▸ **Requirement**
Output the full material exactly as it appears here.

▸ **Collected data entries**
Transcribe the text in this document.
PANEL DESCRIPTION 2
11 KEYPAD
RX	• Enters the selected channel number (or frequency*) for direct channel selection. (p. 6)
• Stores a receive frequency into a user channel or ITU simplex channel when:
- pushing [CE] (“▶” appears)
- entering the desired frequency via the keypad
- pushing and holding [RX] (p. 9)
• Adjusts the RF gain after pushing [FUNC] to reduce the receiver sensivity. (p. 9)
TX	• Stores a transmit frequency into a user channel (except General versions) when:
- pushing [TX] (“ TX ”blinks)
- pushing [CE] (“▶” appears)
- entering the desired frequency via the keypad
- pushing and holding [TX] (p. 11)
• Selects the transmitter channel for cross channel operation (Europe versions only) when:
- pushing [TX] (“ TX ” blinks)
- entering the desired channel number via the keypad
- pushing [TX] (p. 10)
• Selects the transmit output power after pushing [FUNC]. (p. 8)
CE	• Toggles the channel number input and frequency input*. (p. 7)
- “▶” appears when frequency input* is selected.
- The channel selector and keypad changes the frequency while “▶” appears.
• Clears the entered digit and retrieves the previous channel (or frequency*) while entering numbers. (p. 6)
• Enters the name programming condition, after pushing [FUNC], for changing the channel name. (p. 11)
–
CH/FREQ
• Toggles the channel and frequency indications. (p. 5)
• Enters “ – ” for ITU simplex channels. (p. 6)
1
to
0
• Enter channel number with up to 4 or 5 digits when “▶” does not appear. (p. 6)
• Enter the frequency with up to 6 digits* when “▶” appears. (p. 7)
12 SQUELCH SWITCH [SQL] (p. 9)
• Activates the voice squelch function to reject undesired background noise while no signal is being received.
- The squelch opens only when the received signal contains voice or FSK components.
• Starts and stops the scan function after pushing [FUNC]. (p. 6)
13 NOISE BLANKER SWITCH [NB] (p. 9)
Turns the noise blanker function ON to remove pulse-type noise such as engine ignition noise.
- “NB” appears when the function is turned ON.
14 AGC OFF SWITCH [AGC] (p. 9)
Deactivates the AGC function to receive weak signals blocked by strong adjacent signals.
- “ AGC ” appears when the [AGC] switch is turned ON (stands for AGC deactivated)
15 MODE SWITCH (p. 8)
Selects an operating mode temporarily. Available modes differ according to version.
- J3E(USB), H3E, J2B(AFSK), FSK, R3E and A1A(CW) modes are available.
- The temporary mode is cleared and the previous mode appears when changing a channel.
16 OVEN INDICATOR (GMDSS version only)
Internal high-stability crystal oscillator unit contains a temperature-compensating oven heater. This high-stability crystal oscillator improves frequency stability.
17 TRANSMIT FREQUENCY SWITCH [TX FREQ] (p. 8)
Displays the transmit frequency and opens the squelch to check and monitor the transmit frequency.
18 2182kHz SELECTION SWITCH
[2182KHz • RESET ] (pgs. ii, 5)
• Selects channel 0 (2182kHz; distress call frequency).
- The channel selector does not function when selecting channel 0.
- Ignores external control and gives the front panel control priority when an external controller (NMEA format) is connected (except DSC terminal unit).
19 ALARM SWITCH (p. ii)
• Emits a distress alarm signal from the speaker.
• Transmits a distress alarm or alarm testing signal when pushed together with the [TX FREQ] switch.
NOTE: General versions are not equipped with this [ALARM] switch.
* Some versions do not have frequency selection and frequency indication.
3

▸ **Task solution**
Transcribe the text in this document.
PANEL DESCRIPTION 2
11 KEYPAD
RX	• Enters the selected channel number (or frequency*) for direct channel selection. (p. 6)
• Stores a receive frequency into a user channel or ITU simplex channel when:
- pushing [CE] (“▶” appears)
- entering the desired frequency via the keypad
- pushing and holding [RX] (p. 9)
• Adjusts the RF gain after pushing [FUNC] to reduce the receiver sensivity. (p. 9)
TX	• Stores a transmit frequency into a user channel (except General versions) when:
- pushing [TX] (“ TX ”blinks)
- pushing [CE] (“▶” appears)
- entering the desired frequency via the keypad
- pushing and holding [TX] (p. 11)
• Selects the transmitter channel for cross channel operation (Europe versions only) when:
- pushing [TX] (“ TX ” blinks)
- entering the desired channel number via the keypad
- pushing [TX] (p. 10)
• Selects the transmit output power after pushing [FUNC]. (p. 8)
CE	• Toggles the channel number input and frequency input*. (p. 7)
- “▶” appears when frequency input* is selected.
- The channel selector and keypad changes the frequency while “▶” appears.
• Clears the entered digit and retrieves the previous channel (or frequency*) while entering numbers. (p. 6)
• Enters the name programming condition, after pushing [FUNC], for changing the channel name. (p. 11)
–
CH/FREQ
• Toggles the channel and frequency indications. (p. 5)
• Enters “ – ” for ITU simplex channels. (p. 6)
1
to
0
• Enter channel number with up to 4 or 5 digits when “▶” does not appear. (p. 6)
• Enter the frequency with up to 6 digits* when “▶” appears. (p. 7)
12 SQUELCH SWITCH [SQL] (p. 9)
• Activates the voice squelch function to reject undesired background noise while no signal is being received.
- The squelch opens only when the received signal contains voice or FSK components.
• Starts and stops the scan function after pushing [FUNC]. (p. 6)
13 NOISE BLANKER SWITCH [NB] (p. 9)
Turns the noise blanker function ON to remove pulse-type noise such as engine ignition noise.
- “NB” appears when the function is turned ON.
14 AGC OFF SWITCH [AGC] (p. 9)
Deactivates the AGC function to receive weak signals blocked by strong adjacent signals.
- “ AGC ” appears when the [AGC] switch is turned ON (stands for AGC deactivated)
15 MODE SWITCH (p. 8)
Selects an operating mode temporarily. Available modes differ according to version.
- J3E(USB), H3E, J2B(AFSK), FSK, R3E and A1A(CW) modes are available.
- The temporary mode is cleared and the previous mode appears when changing a channel.
16 OVEN INDICATOR (GMDSS version only)
Internal high-stability crystal oscillator unit contains a temperature-compensating oven heater. This high-stability crystal oscillator improves frequency stability.
17 TRANSMIT FREQUENCY SWITCH [TX FREQ] (p. 8)
Displays the transmit frequency and opens the squelch to check and monitor the transmit frequency.
18 2182kHz SELECTION SWITCH
[2182KHz • RESET ] (pgs. ii, 5)
• Selects channel 0 (2182kHz; distress call frequency).
- The channel selector does not function when selecting channel 0.
- Ignores external control and gives the front panel control priority when an external controller (NMEA format) is connected (except DSC terminal unit).
19 ALARM SWITCH (p. ii)
• Emits a distress alarm signal from the speaker.
• Transmits a distress alarm or alarm testing signal when pushed together with the [TX FREQ] switch.
NOTE: General versions are not equipped with this [ALARM] switch.
* Some versions do not have frequency selection and frequency indication.
3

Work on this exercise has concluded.